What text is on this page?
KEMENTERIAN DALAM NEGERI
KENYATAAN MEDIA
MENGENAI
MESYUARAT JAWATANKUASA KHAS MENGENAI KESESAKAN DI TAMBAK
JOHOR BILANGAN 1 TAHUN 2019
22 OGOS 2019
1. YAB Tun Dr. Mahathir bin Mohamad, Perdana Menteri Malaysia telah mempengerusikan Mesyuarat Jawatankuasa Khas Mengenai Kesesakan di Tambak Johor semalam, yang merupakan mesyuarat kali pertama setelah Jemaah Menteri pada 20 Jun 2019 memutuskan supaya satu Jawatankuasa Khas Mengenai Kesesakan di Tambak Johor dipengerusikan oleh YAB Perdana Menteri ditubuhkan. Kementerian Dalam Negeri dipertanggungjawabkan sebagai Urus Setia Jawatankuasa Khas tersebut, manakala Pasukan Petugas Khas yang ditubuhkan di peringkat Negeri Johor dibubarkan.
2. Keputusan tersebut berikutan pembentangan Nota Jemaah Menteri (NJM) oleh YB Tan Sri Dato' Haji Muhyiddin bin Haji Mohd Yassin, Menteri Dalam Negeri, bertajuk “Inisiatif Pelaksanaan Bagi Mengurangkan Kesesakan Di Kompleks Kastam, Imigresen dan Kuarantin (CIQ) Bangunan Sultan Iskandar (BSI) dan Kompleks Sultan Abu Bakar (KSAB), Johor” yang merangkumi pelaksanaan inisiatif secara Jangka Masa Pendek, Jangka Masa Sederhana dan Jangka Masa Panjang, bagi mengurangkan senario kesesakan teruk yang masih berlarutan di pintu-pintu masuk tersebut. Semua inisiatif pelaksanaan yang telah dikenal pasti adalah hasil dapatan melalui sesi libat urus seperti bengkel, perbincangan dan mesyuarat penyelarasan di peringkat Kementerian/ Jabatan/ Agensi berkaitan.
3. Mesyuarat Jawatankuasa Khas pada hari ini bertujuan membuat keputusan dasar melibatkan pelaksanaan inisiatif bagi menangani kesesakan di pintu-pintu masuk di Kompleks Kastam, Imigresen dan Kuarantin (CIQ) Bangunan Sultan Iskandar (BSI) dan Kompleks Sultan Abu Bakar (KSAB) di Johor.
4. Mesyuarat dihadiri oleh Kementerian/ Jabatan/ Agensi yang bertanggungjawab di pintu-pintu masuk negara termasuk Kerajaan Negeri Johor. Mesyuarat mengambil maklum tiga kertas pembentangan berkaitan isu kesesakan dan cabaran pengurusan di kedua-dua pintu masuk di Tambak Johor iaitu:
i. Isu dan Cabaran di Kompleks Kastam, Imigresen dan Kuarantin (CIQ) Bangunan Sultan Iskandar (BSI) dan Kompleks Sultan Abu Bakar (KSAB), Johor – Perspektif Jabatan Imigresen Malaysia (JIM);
+++
PROBLEM TO SOLVE | Gather each line from the listing above that holds "Malaysia".

OUTPUT FOR THIS TASK |
1. YAB Tun Dr. Mahathir bin Mohamad, Perdana Menteri Malaysia telah mempengerusikan Mesyuarat Jawatankuasa Khas Mengenai Kesesakan di Tambak Johor semalam, yang merupakan mesyuarat kali pertama setelah Jemaah Menteri pada 20 Jun 2019 memutuskan supaya satu Jawatankuasa Khas Mengenai Kesesakan di Tambak Johor dipengerusikan oleh YAB Perdana Menteri ditubuhkan. Kementerian Dalam Negeri dipertanggungjawabkan sebagai Urus Setia Jawatankuasa Khas tersebut, manakala Pasukan Petugas Khas yang ditubuhkan di peringkat Negeri Johor dibubarkan.
i. Isu dan Cabaran di Kompleks Kastam, Imigresen dan Kuarantin (CIQ) Bangunan Sultan Iskandar (BSI) dan Kompleks Sultan Abu Bakar (KSAB), Johor – Perspektif Jabatan Imigresen Malaysia (JIM);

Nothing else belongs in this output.